_Provided material_
════

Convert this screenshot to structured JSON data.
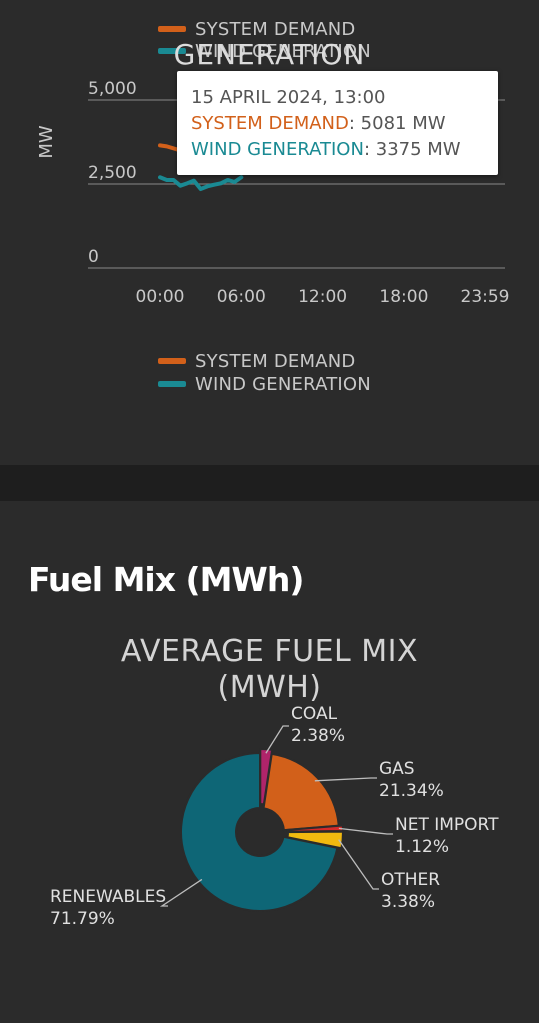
{
  "top_panel": {
    "title_fragment": "GENERATION",
    "legend_top": [
      {
        "label": "SYSTEM DEMAND",
        "color": "#d2601a"
      },
      {
        "label": "WIND GENERATION",
        "color": "#1a8a93"
      }
    ],
    "legend_bottom": [
      {
        "label": "SYSTEM DEMAND",
        "color": "#d2601a"
      },
      {
        "label": "WIND GENERATION",
        "color": "#1a8a93"
      }
    ],
    "tooltip": {
      "date": "15 APRIL 2024, 13:00",
      "demand_label": "SYSTEM DEMAND",
      "demand_value": ": 5081 MW",
      "wind_label": "WIND GENERATION",
      "wind_value": ": 3375 MW"
    }
  },
  "fuel_section": {
    "heading": "Fuel Mix (MWh)",
    "pie_title_line1": "AVERAGE FUEL MIX",
    "pie_title_line2": "(MWH)"
  },
  "chart_data": [
    {
      "type": "line",
      "ylabel": "MW",
      "ylim": [
        0,
        5000
      ],
      "yticks": [
        "5,000",
        "2,500",
        "0"
      ],
      "xticks": [
        "00:00",
        "06:00",
        "12:00",
        "18:00",
        "23:59"
      ],
      "series": [
        {
          "name": "SYSTEM DEMAND",
          "color": "#d2601a",
          "x": [
            "00:00",
            "00:30",
            "01:00",
            "01:30"
          ],
          "values": [
            3650,
            3620,
            3560,
            3500
          ]
        },
        {
          "name": "WIND GENERATION",
          "color": "#1a8a93",
          "x": [
            "00:00",
            "00:30",
            "01:00",
            "01:30",
            "02:00",
            "02:30",
            "03:00",
            "03:30",
            "04:00",
            "04:30",
            "05:00",
            "05:30",
            "06:00"
          ],
          "values": [
            2700,
            2620,
            2620,
            2450,
            2520,
            2600,
            2350,
            2430,
            2480,
            2520,
            2620,
            2560,
            2700
          ]
        }
      ],
      "grid": true,
      "legend": "top and bottom"
    },
    {
      "type": "pie",
      "title": "AVERAGE FUEL MIX (MWH)",
      "slices": [
        {
          "label": "COAL",
          "value": 2.38,
          "display": "2.38%",
          "color": "#b0246a"
        },
        {
          "label": "GAS",
          "value": 21.34,
          "display": "21.34%",
          "color": "#d2601a"
        },
        {
          "label": "NET IMPORT",
          "value": 1.12,
          "display": "1.12%",
          "color": "#d42a2a"
        },
        {
          "label": "OTHER",
          "value": 3.38,
          "display": "3.38%",
          "color": "#f2b90f"
        },
        {
          "label": "RENEWABLES",
          "value": 71.79,
          "display": "71.79%",
          "color": "#0e6676"
        }
      ]
    }
  ]
}
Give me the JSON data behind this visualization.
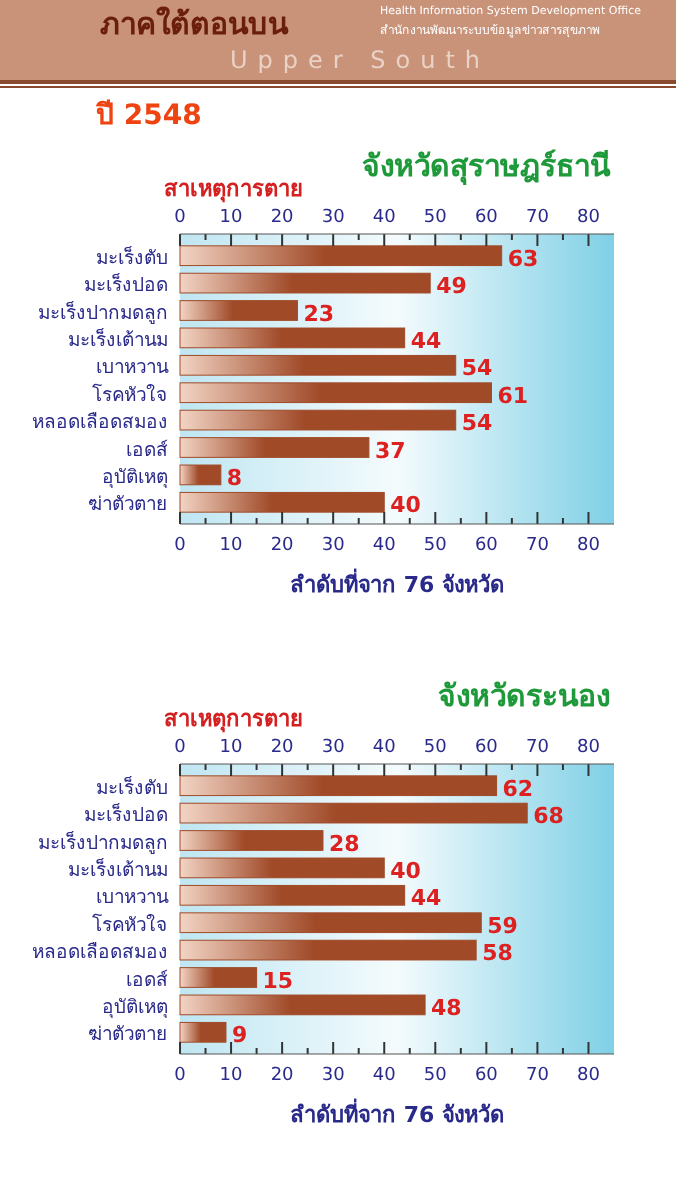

════

_Exercise directions_
Reproduce the records, all of them, word for word; omit the pictures.

_Task output_
Convert this screenshot to structured JSON data.
{
  "top_panel": {
    "title_fragment": "GENERATION",
    "legend_top": [
      {
        "label": "SYSTEM DEMAND",
        "color": "#d2601a"
      },
      {
        "label": "WIND GENERATION",
        "color": "#1a8a93"
      }
    ],
    "legend_bottom": [
      {
        "label": "SYSTEM DEMAND",
        "color": "#d2601a"
      },
      {
        "label": "WIND GENERATION",
        "color": "#1a8a93"
      }
    ],
    "tooltip": {
      "date": "15 APRIL 2024, 13:00",
      "demand_label": "SYSTEM DEMAND",
      "demand_value": ": 5081 MW",
      "wind_label": "WIND GENERATION",
      "wind_value": ": 3375 MW"
    }
  },
  "fuel_section": {
    "heading": "Fuel Mix (MWh)",
    "pie_title_line1": "AVERAGE FUEL MIX",
    "pie_title_line2": "(MWH)"
  },
  "chart_data": [
    {
      "type": "line",
      "ylabel": "MW",
      "ylim": [
        0,
        5000
      ],
      "yticks": [
        "5,000",
        "2,500",
        "0"
      ],
      "xticks": [
        "00:00",
        "06:00",
        "12:00",
        "18:00",
        "23:59"
      ],
      "series": [
        {
          "name": "SYSTEM DEMAND",
          "color": "#d2601a",
          "x": [
            "00:00",
            "00:30",
            "01:00",
            "01:30"
          ],
          "values": [
            3650,
            3620,
            3560,
            3500
          ]
        },
        {
          "name": "WIND GENERATION",
          "color": "#1a8a93",
          "x": [
            "00:00",
            "00:30",
            "01:00",
            "01:30",
            "02:00",
            "02:30",
            "03:00",
            "03:30",
            "04:00",
            "04:30",
            "05:00",
            "05:30",
            "06:00"
          ],
          "values": [
            2700,
            2620,
            2620,
            2450,
            2520,
            2600,
            2350,
            2430,
            2480,
            2520,
            2620,
            2560,
            2700
          ]
        }
      ],
      "grid": true,
      "legend": "top and bottom"
    },
    {
      "type": "pie",
      "title": "AVERAGE FUEL MIX (MWH)",
      "slices": [
        {
          "label": "COAL",
          "value": 2.38,
          "display": "2.38%",
          "color": "#b0246a"
        },
        {
          "label": "GAS",
          "value": 21.34,
          "display": "21.34%",
          "color": "#d2601a"
        },
        {
          "label": "NET IMPORT",
          "value": 1.12,
          "display": "1.12%",
          "color": "#d42a2a"
        },
        {
          "label": "OTHER",
          "value": 3.38,
          "display": "3.38%",
          "color": "#f2b90f"
        },
        {
          "label": "RENEWABLES",
          "value": 71.79,
          "display": "71.79%",
          "color": "#0e6676"
        }
      ]
    }
  ]
}
Give me the JSON data behind this visualization.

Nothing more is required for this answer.